• **Exercise data**
★ ★ ★
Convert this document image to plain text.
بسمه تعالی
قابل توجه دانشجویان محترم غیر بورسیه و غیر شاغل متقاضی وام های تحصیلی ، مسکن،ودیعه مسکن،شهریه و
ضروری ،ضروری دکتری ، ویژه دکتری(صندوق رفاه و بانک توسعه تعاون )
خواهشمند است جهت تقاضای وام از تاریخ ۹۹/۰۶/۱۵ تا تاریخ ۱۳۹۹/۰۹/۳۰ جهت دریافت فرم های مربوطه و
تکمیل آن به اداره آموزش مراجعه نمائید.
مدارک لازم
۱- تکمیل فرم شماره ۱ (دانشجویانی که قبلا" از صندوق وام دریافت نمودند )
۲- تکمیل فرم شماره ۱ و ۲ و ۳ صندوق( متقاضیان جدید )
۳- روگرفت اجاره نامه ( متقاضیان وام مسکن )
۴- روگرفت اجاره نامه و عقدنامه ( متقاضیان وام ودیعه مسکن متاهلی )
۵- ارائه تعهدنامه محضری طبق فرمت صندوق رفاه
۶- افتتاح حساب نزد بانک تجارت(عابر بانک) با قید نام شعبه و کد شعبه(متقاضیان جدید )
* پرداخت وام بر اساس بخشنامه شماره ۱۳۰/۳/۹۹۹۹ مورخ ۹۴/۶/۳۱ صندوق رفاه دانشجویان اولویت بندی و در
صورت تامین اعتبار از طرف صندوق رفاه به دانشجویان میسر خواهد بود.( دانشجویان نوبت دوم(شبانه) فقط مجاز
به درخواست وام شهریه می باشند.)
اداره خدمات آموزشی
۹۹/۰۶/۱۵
★ ★ ★
• **What the task requires**
Take each line of the material that contains the word "جدید" and list it.

• **Solved exercise**
۲- تکمیل فرم شماره ۱ و ۲ و ۳ صندوق( متقاضیان جدید )
۶- افتتاح حساب نزد بانک تجارت(عابر بانک) با قید نام شعبه و کد شعبه(متقاضیان جدید )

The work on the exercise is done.